Show all lines from the listing below that contain "this".

BEGIN Information given

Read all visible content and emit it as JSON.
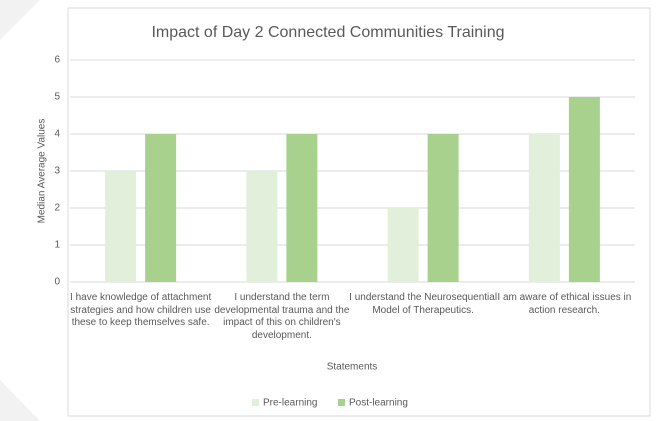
{
  "chart_data": {
    "type": "bar",
    "title": "Impact of Day 2 Connected Communities Training",
    "x_label": "Statements",
    "y_label": "Median Average Values",
    "categories": [
      "I have knowledge of attachment strategies and how children use these to keep themselves safe.",
      "I understand the term developmental trauma and the impact of this on children's development.",
      "I understand the Neurosequential Model of Therapeutics.",
      "I am aware of ethical issues in action research."
    ],
    "series": [
      {
        "name": "Pre-learning",
        "color": "#e2efda",
        "values": [
          3,
          3,
          2,
          4
        ]
      },
      {
        "name": "Post-learning",
        "color": "#a9d18e",
        "values": [
          4,
          4,
          4,
          5
        ]
      }
    ],
    "ylim": [
      0,
      6
    ],
    "yticks": [
      0,
      1,
      2,
      3,
      4,
      5,
      6
    ],
    "grid": true,
    "legend": "bottom"
  }
}
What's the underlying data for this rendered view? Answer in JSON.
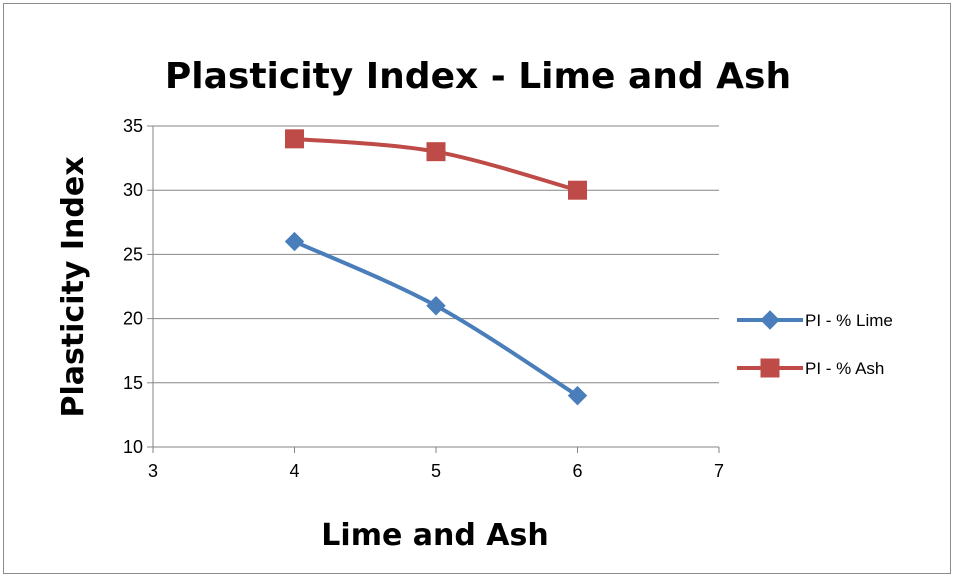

END Information given

Task result
      "I understand the term developmental trauma and the impact of this on children's development.",
What's the underlying data for this rendered view? Answer in JSON.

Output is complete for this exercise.